Return every line of the records below verbatim, with no pictures in the copy.

--- START ---

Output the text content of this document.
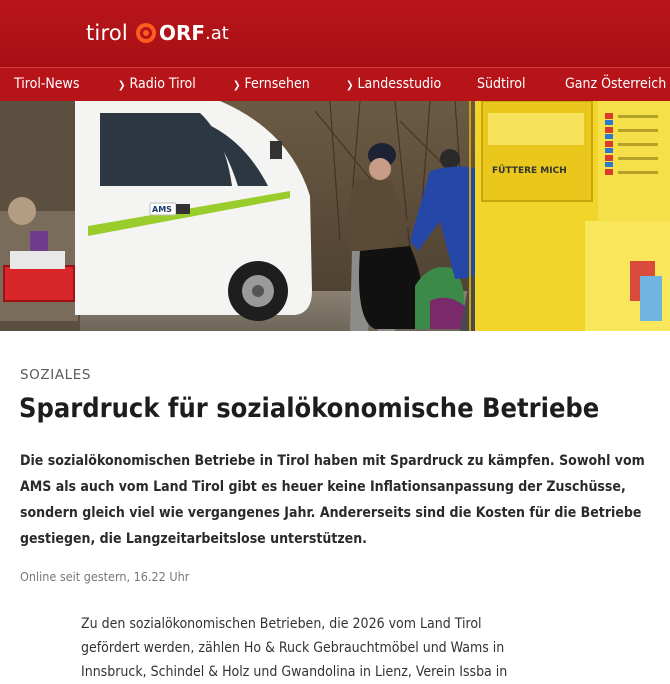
tirol ORF .at
Tirol-News	❯ Radio Tirol	❯ Fernsehen	❯ Landesstudio	Südtirol	Ganz Österreich
AMS
FÜTTERE MICH
SOZIALES
Spardruck für sozialökonomische Betriebe

Die sozialökonomischen Betriebe in Tirol haben mit Spardruck zu kämpfen. Sowohl vom AMS als auch vom Land Tirol gibt es heuer keine Inflationsanpassung der Zuschüsse, sondern gleich viel wie vergangenes Jahr. Andererseits sind die Kosten für die Betriebe gestiegen, die Langzeitarbeitslose unterstützen.

Online seit gestern, 16.22 Uhr
Zu den sozialökonomischen Betrieben, die 2026 vom Land Tirol
gefördert werden, zählen Ho & Ruck Gebrauchtmöbel und Wams in
Innsbruck, Schindel & Holz und Gwandolina in Lienz, Verein Issba in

--- END ---

EXERCISE OUTPUT:
Output the text content of this document.
tirol ORF .at
Tirol-News	❯ Radio Tirol	❯ Fernsehen	❯ Landesstudio	Südtirol	Ganz Österreich
AMS
FÜTTERE MICH
SOZIALES
Spardruck für sozialökonomische Betriebe

Die sozialökonomischen Betriebe in Tirol haben mit Spardruck zu kämpfen. Sowohl vom AMS als auch vom Land Tirol gibt es heuer keine Inflationsanpassung der Zuschüsse, sondern gleich viel wie vergangenes Jahr. Andererseits sind die Kosten für die Betriebe gestiegen, die Langzeitarbeitslose unterstützen.

Online seit gestern, 16.22 Uhr
Zu den sozialökonomischen Betrieben, die 2026 vom Land Tirol
gefördert werden, zählen Ho & Ruck Gebrauchtmöbel und Wams in
Innsbruck, Schindel & Holz und Gwandolina in Lienz, Verein Issba in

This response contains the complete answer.